#### STATED TASK:
Will you write out the data exactly, excluding every picture?

Items from a dataset:
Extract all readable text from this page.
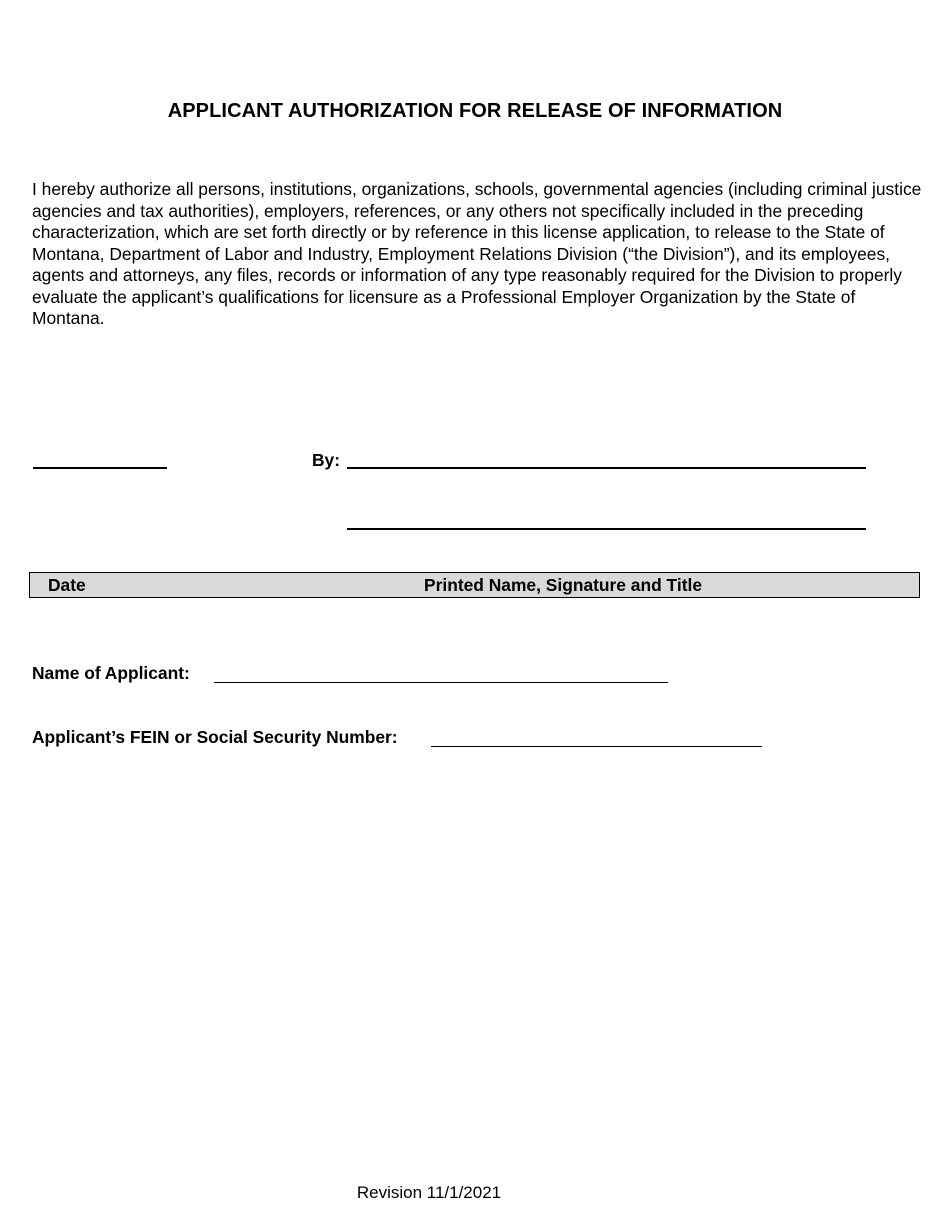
APPLICANT AUTHORIZATION FOR RELEASE OF INFORMATION
I hereby authorize all persons, institutions, organizations, schools, governmental agencies (including criminal justice agencies and tax authorities), employers, references, or any others not specifically included in the preceding characterization, which are set forth directly or by reference in this license application, to release to the State of Montana, Department of Labor and Industry, Employment Relations Division (“the Division”), and its employees, agents and attorneys, any files, records or information of any type reasonably required for the Division to properly evaluate the applicant’s qualifications for licensure as a Professional Employer Organization by the State of Montana.
By:
Date	Printed Name, Signature and Title
Name of Applicant:
Applicant’s FEIN or Social Security Number:
Revision 11/1/2021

#### SOLVED EXERCISE:
Extract all readable text from this page.
APPLICANT AUTHORIZATION FOR RELEASE OF INFORMATION
I hereby authorize all persons, institutions, organizations, schools, governmental agencies (including criminal justice agencies and tax authorities), employers, references, or any others not specifically included in the preceding characterization, which are set forth directly or by reference in this license application, to release to the State of Montana, Department of Labor and Industry, Employment Relations Division (“the Division”), and its employees, agents and attorneys, any files, records or information of any type reasonably required for the Division to properly evaluate the applicant’s qualifications for licensure as a Professional Employer Organization by the State of Montana.
By:
Date	Printed Name, Signature and Title
Name of Applicant:
Applicant’s FEIN or Social Security Number:
Revision 11/1/2021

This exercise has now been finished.